• THE TASK: Check each line of the listing for the word "ஆதரவ" and give only the number of lines that have it.

[Dataset listings of figures]
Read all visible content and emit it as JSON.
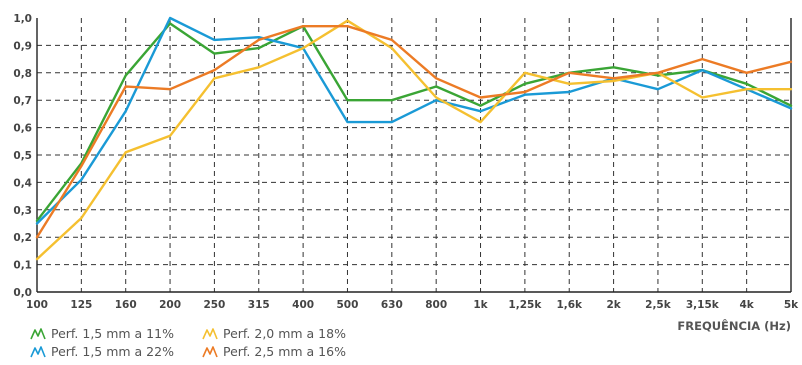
{
  "chart_data": {
    "type": "line",
    "title": "",
    "xlabel": "FREQUÊNCIA (Hz)",
    "ylabel": "",
    "ylim": [
      0,
      1
    ],
    "grid": true,
    "legend_position": "bottom-left",
    "categories": [
      "100",
      "125",
      "160",
      "200",
      "250",
      "315",
      "400",
      "500",
      "630",
      "800",
      "1k",
      "1,25k",
      "1,6k",
      "2k",
      "2,5k",
      "3,15k",
      "4k",
      "5k"
    ],
    "yticks": [
      "0,0",
      "0,1",
      "0,2",
      "0,3",
      "0,4",
      "0,5",
      "0,6",
      "0,7",
      "0,8",
      "0,9",
      "1,0"
    ],
    "series": [
      {
        "name": "Perf. 1,5 mm a 11%",
        "color": "#3aa535",
        "values": [
          0.26,
          0.47,
          0.79,
          0.98,
          0.87,
          0.89,
          0.97,
          0.7,
          0.7,
          0.75,
          0.68,
          0.76,
          0.8,
          0.82,
          0.79,
          0.81,
          0.76,
          0.68
        ]
      },
      {
        "name": "Perf. 1,5 mm a 22%",
        "color": "#1a9ad6",
        "values": [
          0.25,
          0.41,
          0.66,
          1.0,
          0.92,
          0.93,
          0.89,
          0.62,
          0.62,
          0.7,
          0.66,
          0.72,
          0.73,
          0.78,
          0.74,
          0.81,
          0.74,
          0.67
        ]
      },
      {
        "name": "Perf. 2,0 mm a 18%",
        "color": "#f5c030",
        "values": [
          0.12,
          0.27,
          0.51,
          0.57,
          0.78,
          0.82,
          0.89,
          0.99,
          0.89,
          0.71,
          0.62,
          0.8,
          0.76,
          0.77,
          0.8,
          0.71,
          0.74,
          0.74
        ]
      },
      {
        "name": "Perf. 2,5 mm a 16%",
        "color": "#ec7b25",
        "values": [
          0.2,
          0.46,
          0.75,
          0.74,
          0.81,
          0.92,
          0.97,
          0.97,
          0.92,
          0.78,
          0.71,
          0.73,
          0.8,
          0.78,
          0.8,
          0.85,
          0.8,
          0.84
        ]
      }
    ]
  }
}
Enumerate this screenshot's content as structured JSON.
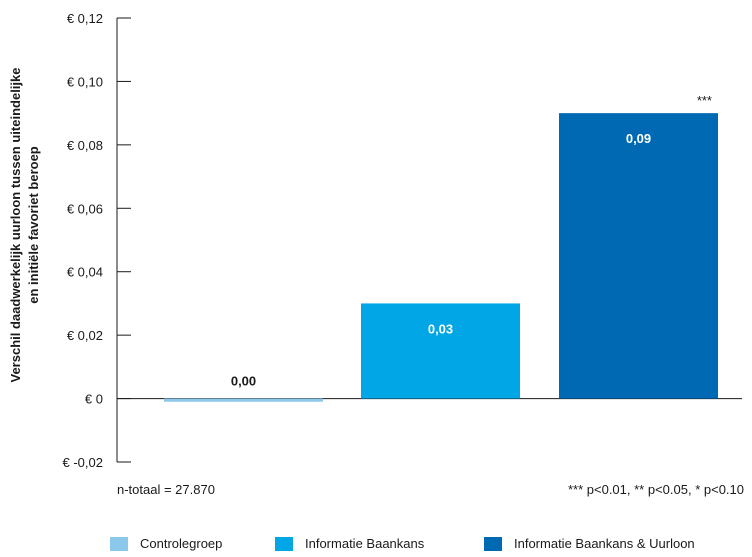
{
  "chart_data": {
    "type": "bar",
    "ylabel_line1": "Verschil daadwerkelijk uurloon tussen uiteindelijke",
    "ylabel_line2": "en initiële favoriet beroep",
    "ylim": [
      -0.02,
      0.12
    ],
    "yticks": [
      0.12,
      0.1,
      0.08,
      0.06,
      0.04,
      0.02,
      0,
      -0.02
    ],
    "ytick_labels": [
      "€ 0,12",
      "€ 0,10",
      "€ 0,08",
      "€ 0,06",
      "€ 0,04",
      "€ 0,02",
      "€ 0",
      "€ -0,02"
    ],
    "categories": [
      "Controlegroep",
      "Informatie Baankans",
      "Informatie Baankans & Uurloon"
    ],
    "values": [
      -0.001,
      0.03,
      0.09
    ],
    "data_labels": [
      "0,00",
      "0,03",
      "0,09"
    ],
    "significance": [
      "",
      "",
      "***"
    ],
    "colors": [
      "#8cc8ea",
      "#00a6e6",
      "#0069b4"
    ],
    "grid": false,
    "legend_position": "bottom",
    "note_left": "n-totaal = 27.870",
    "note_right": "*** p<0.01, ** p<0.05, * p<0.10"
  }
}
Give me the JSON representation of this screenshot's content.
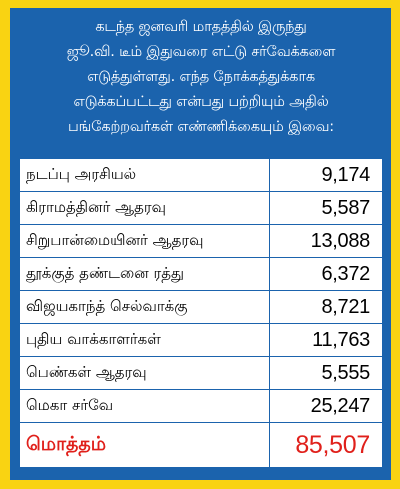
{
  "header": {
    "lines": [
      "கடந்த ஜனவரி மாதத்தில் இருந்து",
      "ஜூ.வி. டீம் இதுவரை எட்டு சர்வேக்களை",
      "எடுத்துள்ளது. எந்த நோக்கத்துக்காக",
      "எடுக்கப்பட்டது என்பது பற்றியும் அதில்",
      "பங்கேற்றவர்கள் எண்ணிக்கையும் இவை:"
    ]
  },
  "rows": [
    {
      "label": "நடப்பு அரசியல்",
      "value": "9,174"
    },
    {
      "label": "கிராமத்தினர் ஆதரவு",
      "value": "5,587"
    },
    {
      "label": "சிறுபான்மையினர் ஆதரவு",
      "value": "13,088"
    },
    {
      "label": "தூக்குத் தண்டனை ரத்து",
      "value": "6,372"
    },
    {
      "label": "விஜயகாந்த் செல்வாக்கு",
      "value": "8,721"
    },
    {
      "label": "புதிய வாக்காளர்கள்",
      "value": "11,763"
    },
    {
      "label": "பெண்கள் ஆதரவு",
      "value": "5,555"
    },
    {
      "label": "மெகா சர்வே",
      "value": "25,247"
    }
  ],
  "total": {
    "label": "மொத்தம்",
    "value": "85,507"
  },
  "colors": {
    "frame": "#f9d312",
    "panel": "#1b63ad",
    "total_text": "#e0201b"
  }
}
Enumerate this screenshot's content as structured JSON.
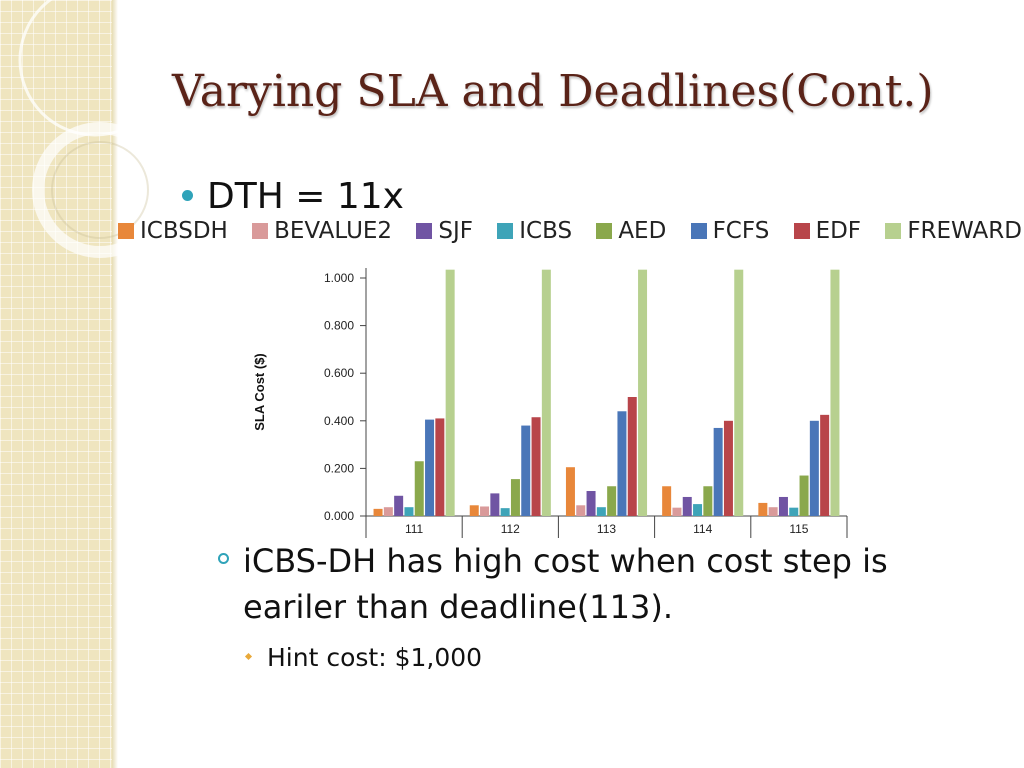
{
  "slide": {
    "title": "Varying SLA and Deadlines(Cont.)",
    "bullet": "DTH = 11x",
    "sub_bullet": "iCBS-DH has high cost when cost step is eariler than deadline(113).",
    "hint": "Hint cost: $1,000"
  },
  "colors": {
    "title": "#5a2318",
    "bullet_accent": "#2fa3b9",
    "hint_bullet": "#e9a93a"
  },
  "chart_data": {
    "type": "bar",
    "title": "",
    "xlabel": "",
    "ylabel": "SLA Cost ($)",
    "categories": [
      "111",
      "112",
      "113",
      "114",
      "115"
    ],
    "ylim": [
      0,
      1.0
    ],
    "yticks": [
      "0.000",
      "0.200",
      "0.400",
      "0.600",
      "0.800",
      "1.000"
    ],
    "grid": false,
    "legend_position": "top",
    "series": [
      {
        "name": "ICBSDH",
        "color": "#e8873a",
        "values": [
          0.03,
          0.045,
          0.205,
          0.125,
          0.055
        ]
      },
      {
        "name": "BEVALUE2",
        "color": "#d99a9a",
        "values": [
          0.037,
          0.04,
          0.045,
          0.035,
          0.037
        ]
      },
      {
        "name": "SJF",
        "color": "#7054a3",
        "values": [
          0.085,
          0.095,
          0.105,
          0.08,
          0.08
        ]
      },
      {
        "name": "ICBS",
        "color": "#3ea4b8",
        "values": [
          0.037,
          0.033,
          0.037,
          0.05,
          0.035
        ]
      },
      {
        "name": "AED",
        "color": "#8aa84c",
        "values": [
          0.23,
          0.155,
          0.125,
          0.125,
          0.17
        ]
      },
      {
        "name": "FCFS",
        "color": "#4a76b8",
        "values": [
          0.405,
          0.38,
          0.44,
          0.37,
          0.4
        ]
      },
      {
        "name": "EDF",
        "color": "#b8454a",
        "values": [
          0.41,
          0.415,
          0.5,
          0.4,
          0.425
        ]
      },
      {
        "name": "FREWARD",
        "color": "#b7d08f",
        "values": [
          1.035,
          1.035,
          1.035,
          1.035,
          1.035
        ]
      }
    ]
  }
}
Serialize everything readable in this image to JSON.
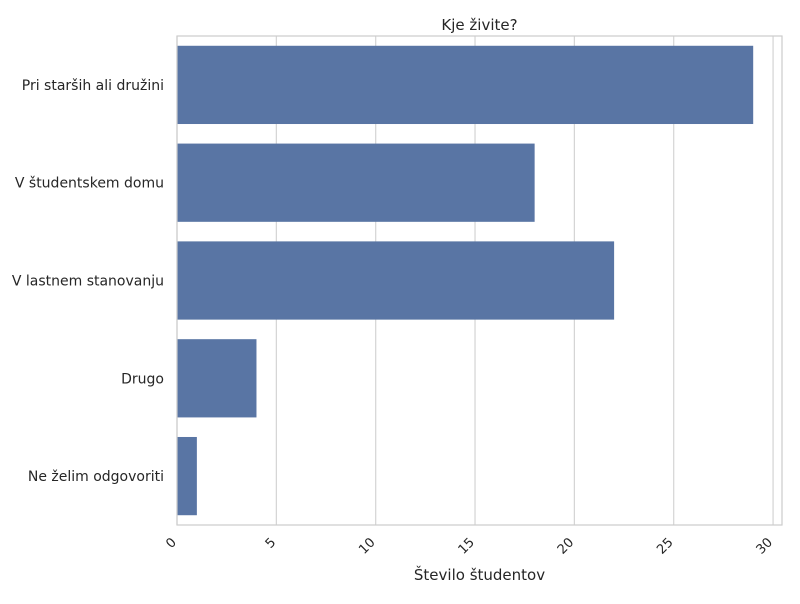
{
  "chart_data": {
    "type": "bar",
    "orientation": "horizontal",
    "title": "Kje živite?",
    "xlabel": "Število študentov",
    "ylabel": "",
    "categories": [
      "Pri starših ali družini",
      "V študentskem domu",
      "V lastnem stanovanju",
      "Drugo",
      "Ne želim odgovoriti"
    ],
    "values": [
      29,
      18,
      22,
      4,
      1
    ],
    "xlim": [
      0,
      30.45
    ],
    "xticks": [
      0,
      5,
      10,
      15,
      20,
      25,
      30
    ],
    "xtick_labels": [
      "0",
      "5",
      "10",
      "15",
      "20",
      "25",
      "30"
    ],
    "xtick_rotation": 45,
    "grid": "vertical",
    "legend": "none",
    "colors": {
      "bar": "#5975a4",
      "grid": "#d4d4d4",
      "axes_edge": "#cccccc",
      "text": "#262626"
    }
  }
}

• ANSWER TO THIS TASK: 3